#### [What is asked]
Which lines below contain the string "Init"? Pull out each of them, and count only matches in the same case.

#### [Records provided]
-- begin --
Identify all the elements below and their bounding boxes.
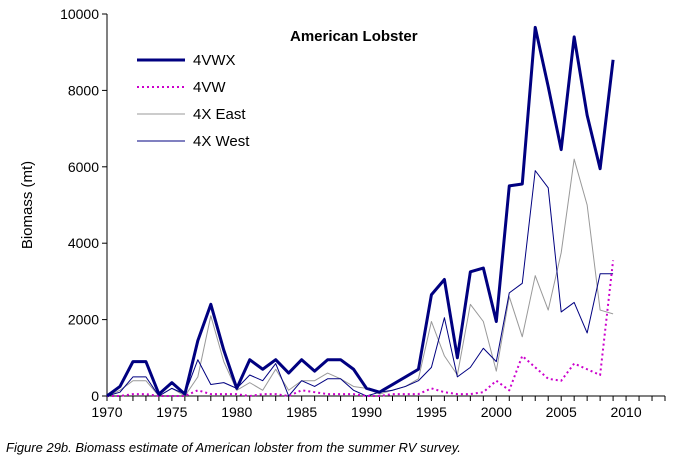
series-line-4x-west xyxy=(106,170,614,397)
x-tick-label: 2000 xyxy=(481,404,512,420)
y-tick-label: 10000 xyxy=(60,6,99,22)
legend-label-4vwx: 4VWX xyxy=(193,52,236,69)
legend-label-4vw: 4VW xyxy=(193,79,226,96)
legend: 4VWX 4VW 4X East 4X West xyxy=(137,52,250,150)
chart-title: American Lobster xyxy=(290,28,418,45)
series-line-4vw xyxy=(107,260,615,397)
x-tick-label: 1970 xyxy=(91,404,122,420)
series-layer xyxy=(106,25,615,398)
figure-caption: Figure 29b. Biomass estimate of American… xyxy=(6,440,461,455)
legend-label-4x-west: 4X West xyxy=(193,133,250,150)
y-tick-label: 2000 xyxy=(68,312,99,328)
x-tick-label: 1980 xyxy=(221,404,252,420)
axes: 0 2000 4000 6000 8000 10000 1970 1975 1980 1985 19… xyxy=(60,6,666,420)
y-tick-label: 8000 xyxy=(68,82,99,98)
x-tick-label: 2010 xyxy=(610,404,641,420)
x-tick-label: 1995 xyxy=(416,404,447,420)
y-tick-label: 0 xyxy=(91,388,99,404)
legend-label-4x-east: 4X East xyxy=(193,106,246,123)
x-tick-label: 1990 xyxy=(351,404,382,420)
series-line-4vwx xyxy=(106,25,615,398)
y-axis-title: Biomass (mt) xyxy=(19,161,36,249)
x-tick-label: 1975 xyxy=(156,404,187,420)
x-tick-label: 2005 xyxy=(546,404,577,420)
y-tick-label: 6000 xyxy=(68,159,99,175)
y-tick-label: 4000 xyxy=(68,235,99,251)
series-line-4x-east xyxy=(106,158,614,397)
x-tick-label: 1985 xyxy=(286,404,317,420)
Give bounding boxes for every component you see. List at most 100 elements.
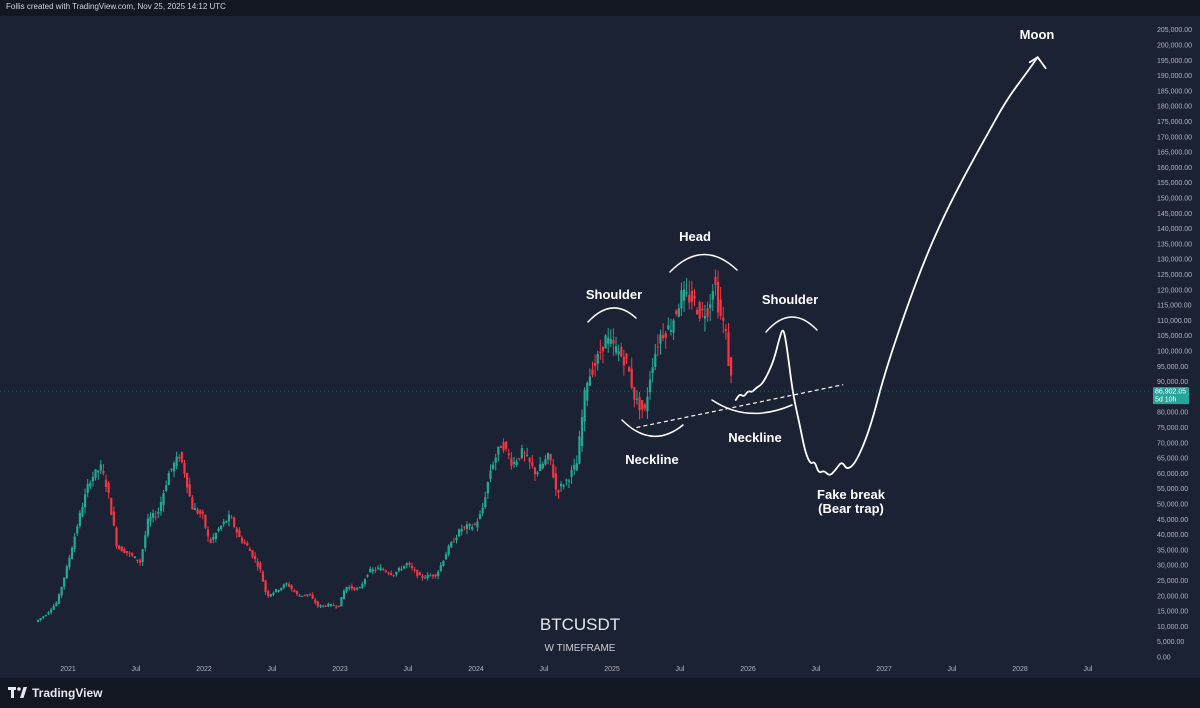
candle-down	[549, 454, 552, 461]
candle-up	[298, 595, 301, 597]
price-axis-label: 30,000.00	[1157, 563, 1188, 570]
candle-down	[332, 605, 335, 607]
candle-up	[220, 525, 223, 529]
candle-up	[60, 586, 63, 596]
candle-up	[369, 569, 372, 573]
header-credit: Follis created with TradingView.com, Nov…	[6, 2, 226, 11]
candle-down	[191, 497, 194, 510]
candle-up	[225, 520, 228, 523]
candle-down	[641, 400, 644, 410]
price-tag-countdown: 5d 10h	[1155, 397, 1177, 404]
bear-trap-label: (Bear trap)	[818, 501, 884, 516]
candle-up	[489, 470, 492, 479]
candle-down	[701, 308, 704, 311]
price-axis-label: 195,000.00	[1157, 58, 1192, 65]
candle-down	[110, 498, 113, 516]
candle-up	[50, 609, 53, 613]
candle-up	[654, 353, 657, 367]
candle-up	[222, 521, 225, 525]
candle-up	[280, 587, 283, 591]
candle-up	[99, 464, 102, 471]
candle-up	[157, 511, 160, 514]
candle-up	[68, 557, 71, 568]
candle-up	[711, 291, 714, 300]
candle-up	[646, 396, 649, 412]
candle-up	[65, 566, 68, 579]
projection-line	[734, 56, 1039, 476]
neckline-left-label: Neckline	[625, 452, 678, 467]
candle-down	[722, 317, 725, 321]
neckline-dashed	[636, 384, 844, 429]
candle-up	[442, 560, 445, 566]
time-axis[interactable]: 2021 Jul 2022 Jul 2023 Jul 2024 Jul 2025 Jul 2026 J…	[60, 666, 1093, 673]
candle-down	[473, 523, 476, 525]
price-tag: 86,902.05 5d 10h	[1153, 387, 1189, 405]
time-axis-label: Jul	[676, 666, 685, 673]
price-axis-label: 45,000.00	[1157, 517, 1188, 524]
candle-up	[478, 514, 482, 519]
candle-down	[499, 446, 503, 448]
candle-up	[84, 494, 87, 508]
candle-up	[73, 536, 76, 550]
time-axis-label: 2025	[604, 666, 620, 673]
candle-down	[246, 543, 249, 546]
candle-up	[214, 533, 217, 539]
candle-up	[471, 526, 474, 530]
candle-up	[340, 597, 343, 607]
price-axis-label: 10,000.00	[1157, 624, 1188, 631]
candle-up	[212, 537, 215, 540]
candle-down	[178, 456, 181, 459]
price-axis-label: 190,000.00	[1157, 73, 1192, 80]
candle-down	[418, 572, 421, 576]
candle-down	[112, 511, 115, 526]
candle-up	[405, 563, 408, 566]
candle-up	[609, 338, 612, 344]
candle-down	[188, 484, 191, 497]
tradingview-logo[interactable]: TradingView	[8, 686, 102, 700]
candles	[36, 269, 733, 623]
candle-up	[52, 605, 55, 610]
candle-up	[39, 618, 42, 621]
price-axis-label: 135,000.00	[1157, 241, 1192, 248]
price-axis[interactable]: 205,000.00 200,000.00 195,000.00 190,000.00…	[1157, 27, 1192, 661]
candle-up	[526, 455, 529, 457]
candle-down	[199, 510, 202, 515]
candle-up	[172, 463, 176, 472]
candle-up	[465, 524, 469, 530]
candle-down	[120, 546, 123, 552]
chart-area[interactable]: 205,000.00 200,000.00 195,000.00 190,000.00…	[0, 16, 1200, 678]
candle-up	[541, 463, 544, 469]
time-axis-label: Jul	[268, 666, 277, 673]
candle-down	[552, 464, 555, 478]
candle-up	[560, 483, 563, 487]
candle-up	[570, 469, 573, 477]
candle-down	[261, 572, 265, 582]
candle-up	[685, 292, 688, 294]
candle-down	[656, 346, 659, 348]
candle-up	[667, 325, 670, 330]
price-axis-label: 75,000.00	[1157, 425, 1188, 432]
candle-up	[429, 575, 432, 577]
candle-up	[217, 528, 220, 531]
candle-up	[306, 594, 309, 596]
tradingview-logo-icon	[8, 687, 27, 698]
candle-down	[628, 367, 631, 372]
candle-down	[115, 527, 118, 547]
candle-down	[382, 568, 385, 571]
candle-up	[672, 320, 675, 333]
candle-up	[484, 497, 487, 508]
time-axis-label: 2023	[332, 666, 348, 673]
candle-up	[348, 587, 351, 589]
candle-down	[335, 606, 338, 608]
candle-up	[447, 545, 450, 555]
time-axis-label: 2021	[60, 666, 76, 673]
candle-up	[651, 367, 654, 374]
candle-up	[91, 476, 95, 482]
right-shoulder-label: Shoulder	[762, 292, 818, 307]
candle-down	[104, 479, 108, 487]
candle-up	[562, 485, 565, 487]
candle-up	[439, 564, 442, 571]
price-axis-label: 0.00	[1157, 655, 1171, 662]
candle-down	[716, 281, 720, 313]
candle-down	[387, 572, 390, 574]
-- end --
-- begin --
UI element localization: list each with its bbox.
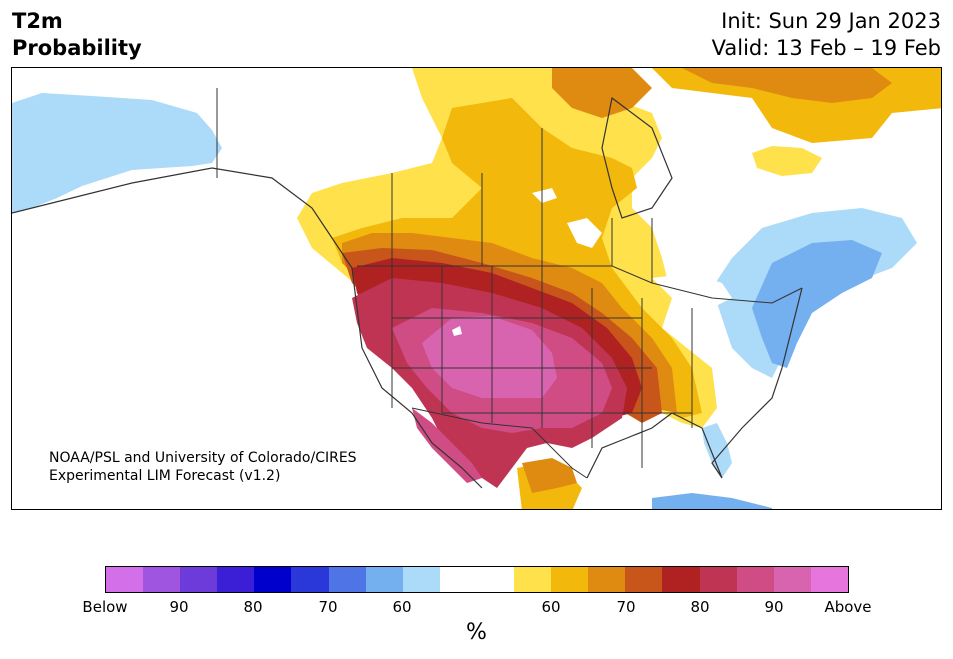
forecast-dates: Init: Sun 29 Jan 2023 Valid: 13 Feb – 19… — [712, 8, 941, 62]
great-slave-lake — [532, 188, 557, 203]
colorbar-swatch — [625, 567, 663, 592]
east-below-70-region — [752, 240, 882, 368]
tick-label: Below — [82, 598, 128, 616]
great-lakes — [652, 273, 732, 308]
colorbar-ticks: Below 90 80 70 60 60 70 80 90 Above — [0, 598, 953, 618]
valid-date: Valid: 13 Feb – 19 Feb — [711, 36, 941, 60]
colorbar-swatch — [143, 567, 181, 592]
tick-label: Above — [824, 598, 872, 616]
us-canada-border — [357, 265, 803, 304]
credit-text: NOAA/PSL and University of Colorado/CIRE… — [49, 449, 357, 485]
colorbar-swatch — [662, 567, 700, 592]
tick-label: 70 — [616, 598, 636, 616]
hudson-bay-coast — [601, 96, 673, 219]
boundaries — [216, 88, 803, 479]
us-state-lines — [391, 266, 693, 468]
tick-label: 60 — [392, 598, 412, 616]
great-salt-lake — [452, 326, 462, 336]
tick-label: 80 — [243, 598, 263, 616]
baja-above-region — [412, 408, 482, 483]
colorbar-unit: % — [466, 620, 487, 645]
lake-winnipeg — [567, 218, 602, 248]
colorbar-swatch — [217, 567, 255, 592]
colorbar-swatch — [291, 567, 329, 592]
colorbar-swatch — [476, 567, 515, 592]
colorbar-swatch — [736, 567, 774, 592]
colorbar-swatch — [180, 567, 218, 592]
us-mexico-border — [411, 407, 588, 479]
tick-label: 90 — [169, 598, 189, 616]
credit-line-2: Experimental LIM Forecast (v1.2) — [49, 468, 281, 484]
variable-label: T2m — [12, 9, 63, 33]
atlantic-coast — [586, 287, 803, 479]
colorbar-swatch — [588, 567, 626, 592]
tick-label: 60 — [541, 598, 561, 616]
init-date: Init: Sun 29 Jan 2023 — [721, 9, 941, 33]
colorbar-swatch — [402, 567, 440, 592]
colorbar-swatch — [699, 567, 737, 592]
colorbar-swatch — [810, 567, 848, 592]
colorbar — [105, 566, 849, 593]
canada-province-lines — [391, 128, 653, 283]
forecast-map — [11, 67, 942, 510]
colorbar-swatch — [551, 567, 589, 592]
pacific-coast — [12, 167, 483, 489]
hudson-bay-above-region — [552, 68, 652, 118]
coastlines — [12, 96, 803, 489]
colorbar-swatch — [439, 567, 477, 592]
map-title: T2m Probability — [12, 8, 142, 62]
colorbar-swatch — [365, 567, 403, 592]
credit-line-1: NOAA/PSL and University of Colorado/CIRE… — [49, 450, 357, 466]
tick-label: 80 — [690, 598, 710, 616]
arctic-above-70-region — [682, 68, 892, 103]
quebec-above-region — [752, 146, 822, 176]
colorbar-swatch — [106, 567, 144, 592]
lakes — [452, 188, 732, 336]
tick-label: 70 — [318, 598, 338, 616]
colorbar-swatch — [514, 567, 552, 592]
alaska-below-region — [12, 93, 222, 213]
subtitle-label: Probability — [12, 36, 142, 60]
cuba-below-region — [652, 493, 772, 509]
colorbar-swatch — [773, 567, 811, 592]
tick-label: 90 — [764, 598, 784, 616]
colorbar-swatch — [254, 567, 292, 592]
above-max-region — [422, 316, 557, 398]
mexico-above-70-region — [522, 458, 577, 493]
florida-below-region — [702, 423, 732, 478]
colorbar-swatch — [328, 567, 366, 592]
-- end --
#### [Worked answer]
forecast-dates: Init: Sun 29 Jan 2023 Valid: 13 Feb – 19… — [712, 8, 941, 62]
init-date: Init: Sun 29 Jan 2023 — [721, 9, 941, 33]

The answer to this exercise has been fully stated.